Esercizi:
(a) Elenca le tre cose a cui, secondo il testo sull'incendio dello Zingaro, l'incendio ha inferto una ferita.
(b) Rispondi alle seguenti domande sul testo sull'incendio dello Zingaro.
(i) In quale data l'incendio ha devastato la riserva?
(ii) Quali due fattori aumentano il rischio di incendi nel periodo estivo?
(iii) Di quale natura si è certi che siano le cause dell'incendio?
(c) Prosegui il testo sull'incendio dello Zingaro a partire dall'ultima frase riportata.

Segmento di testo:
============================================================
La Riserva naturale dello Zingaro, il 25 luglio 2025, è stata devastata da un incendio di vaste proporzioni. Le fiamme hanno bruciato ettari di vegetazione, colpendo una delle aree protette più importanti dell’isola. Uno scenario che lascia sgomenti e che solleva indignazione. Non si tratta solo di un danno ambientale: è una ferita alla bellezza, alla biodiversità, alla memoria collettiva.
La rabbia cresce davanti alla certezza che le cause siano dolose. In un periodo in cui le temperature estive e la siccità aumentano il rischio incendi, basta un gesto irresponsabile o criminale per distruggere in poche ore ciò che la natura ha costruito in secoli. Non è più solo una questione di emergenza ambientale, ma di responsabilità collettiva.
============================================================
Materiale mostrato:
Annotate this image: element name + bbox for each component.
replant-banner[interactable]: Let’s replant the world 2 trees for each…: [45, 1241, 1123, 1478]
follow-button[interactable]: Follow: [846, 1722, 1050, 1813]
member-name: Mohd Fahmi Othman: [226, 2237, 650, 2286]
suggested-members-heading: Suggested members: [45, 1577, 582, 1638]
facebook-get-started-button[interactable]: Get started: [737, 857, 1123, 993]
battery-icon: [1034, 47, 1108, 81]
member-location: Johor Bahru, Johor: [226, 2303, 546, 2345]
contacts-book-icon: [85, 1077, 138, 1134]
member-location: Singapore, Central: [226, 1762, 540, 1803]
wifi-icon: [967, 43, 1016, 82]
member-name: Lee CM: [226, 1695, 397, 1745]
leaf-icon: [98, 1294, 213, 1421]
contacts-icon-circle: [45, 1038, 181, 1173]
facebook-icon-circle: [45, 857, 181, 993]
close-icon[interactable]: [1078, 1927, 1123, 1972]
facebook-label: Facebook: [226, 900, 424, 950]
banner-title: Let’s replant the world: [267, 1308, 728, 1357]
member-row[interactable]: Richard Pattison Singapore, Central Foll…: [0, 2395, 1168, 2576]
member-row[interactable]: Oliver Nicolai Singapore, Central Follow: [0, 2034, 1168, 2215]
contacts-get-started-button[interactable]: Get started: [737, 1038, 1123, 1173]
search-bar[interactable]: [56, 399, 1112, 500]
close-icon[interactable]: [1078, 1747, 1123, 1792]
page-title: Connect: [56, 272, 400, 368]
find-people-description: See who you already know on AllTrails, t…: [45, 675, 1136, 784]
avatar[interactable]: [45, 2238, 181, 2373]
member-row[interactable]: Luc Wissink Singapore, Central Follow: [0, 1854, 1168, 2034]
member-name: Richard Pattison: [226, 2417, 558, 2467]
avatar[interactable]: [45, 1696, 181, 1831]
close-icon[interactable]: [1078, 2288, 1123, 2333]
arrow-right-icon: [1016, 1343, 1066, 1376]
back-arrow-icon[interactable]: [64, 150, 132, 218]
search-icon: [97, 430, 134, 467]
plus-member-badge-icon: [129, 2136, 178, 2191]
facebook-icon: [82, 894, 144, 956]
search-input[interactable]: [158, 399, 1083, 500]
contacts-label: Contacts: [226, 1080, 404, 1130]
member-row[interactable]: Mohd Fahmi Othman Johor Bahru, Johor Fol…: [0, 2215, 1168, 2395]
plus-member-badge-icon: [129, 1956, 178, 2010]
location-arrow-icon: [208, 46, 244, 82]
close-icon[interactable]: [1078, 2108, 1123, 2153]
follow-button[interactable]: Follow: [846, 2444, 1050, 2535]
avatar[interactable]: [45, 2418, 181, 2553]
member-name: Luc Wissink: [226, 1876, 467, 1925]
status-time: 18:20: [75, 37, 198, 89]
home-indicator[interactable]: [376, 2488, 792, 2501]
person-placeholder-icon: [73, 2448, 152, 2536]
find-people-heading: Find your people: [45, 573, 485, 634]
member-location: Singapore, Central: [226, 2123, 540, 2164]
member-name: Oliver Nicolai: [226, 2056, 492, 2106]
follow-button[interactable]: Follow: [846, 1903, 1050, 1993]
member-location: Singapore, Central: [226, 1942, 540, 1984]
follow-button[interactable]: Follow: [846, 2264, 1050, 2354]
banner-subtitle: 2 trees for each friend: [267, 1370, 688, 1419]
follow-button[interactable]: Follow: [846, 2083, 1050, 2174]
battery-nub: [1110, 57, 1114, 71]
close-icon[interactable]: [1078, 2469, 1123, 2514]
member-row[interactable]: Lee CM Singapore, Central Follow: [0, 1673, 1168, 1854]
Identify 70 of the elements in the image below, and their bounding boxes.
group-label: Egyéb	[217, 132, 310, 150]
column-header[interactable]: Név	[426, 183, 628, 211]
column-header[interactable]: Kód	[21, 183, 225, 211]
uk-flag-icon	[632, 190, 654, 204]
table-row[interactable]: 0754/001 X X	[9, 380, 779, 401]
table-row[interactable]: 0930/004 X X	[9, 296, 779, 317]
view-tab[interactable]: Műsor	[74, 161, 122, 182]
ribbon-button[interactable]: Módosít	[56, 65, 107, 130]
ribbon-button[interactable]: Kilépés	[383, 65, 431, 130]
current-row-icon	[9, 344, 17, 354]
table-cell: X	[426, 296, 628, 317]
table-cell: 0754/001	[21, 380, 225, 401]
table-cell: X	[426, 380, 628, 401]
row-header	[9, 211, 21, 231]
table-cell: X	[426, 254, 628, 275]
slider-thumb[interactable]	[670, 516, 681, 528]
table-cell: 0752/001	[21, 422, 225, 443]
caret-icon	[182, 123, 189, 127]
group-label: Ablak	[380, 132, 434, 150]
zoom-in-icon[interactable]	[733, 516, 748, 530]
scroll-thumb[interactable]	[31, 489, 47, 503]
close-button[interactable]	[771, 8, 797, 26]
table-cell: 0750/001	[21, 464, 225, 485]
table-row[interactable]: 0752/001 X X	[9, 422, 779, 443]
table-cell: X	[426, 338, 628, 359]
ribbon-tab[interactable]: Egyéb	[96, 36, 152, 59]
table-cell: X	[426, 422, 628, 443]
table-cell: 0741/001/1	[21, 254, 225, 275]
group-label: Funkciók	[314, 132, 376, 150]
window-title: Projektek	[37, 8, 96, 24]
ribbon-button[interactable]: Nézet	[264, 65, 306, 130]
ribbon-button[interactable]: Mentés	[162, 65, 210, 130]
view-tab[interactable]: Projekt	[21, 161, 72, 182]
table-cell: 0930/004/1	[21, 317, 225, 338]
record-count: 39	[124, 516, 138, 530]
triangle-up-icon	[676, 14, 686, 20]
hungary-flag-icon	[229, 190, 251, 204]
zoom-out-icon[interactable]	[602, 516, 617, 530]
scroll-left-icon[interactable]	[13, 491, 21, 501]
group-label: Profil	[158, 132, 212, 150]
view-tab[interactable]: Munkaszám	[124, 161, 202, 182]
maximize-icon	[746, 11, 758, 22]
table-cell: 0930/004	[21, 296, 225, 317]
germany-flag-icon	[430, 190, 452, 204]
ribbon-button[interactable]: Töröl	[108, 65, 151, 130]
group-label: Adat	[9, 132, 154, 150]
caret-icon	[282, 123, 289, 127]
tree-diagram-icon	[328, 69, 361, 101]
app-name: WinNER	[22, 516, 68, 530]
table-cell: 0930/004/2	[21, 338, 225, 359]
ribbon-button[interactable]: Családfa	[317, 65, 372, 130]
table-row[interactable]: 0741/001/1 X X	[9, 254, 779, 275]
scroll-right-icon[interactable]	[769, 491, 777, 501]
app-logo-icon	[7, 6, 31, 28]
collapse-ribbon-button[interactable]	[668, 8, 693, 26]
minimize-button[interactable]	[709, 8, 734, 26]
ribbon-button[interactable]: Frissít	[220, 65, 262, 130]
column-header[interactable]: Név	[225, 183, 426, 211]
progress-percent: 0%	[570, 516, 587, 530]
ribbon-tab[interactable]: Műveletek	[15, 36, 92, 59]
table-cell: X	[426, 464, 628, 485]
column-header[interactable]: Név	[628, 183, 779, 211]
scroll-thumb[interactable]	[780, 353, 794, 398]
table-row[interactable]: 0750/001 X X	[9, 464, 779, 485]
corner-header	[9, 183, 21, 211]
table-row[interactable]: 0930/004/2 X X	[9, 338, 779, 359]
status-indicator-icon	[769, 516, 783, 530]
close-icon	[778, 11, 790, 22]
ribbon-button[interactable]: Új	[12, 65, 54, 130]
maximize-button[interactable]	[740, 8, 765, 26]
============================================================
Risposte per esercizio:
(a) La bellezza, la biodiversità, la memoria collettiva.

(b)
(i) Il 25 luglio 2025.
(ii) Le temperature estive e la siccità.
(iii) Dolosa.

(c)
In questo momento, è doveroso esprimere solidarietà a chi ha lottato contro il fuoco: personale della riserva, vigili del fuoco, forestali, volontari che hanno rischiato la vita per affrontare le fiamme.
Lo Zingaro non è solo un luogo: è un simbolo di natura integra e libera. Vederlo trasformato in cenere è un colpo duro, ma non definitivo. Serve una risposta ferma, fatta di controlli, prevenzione e attenzione vera. E serve soprattutto un cambiamento culturale: perché il rispetto per l’ambiente non può più essere rimandato.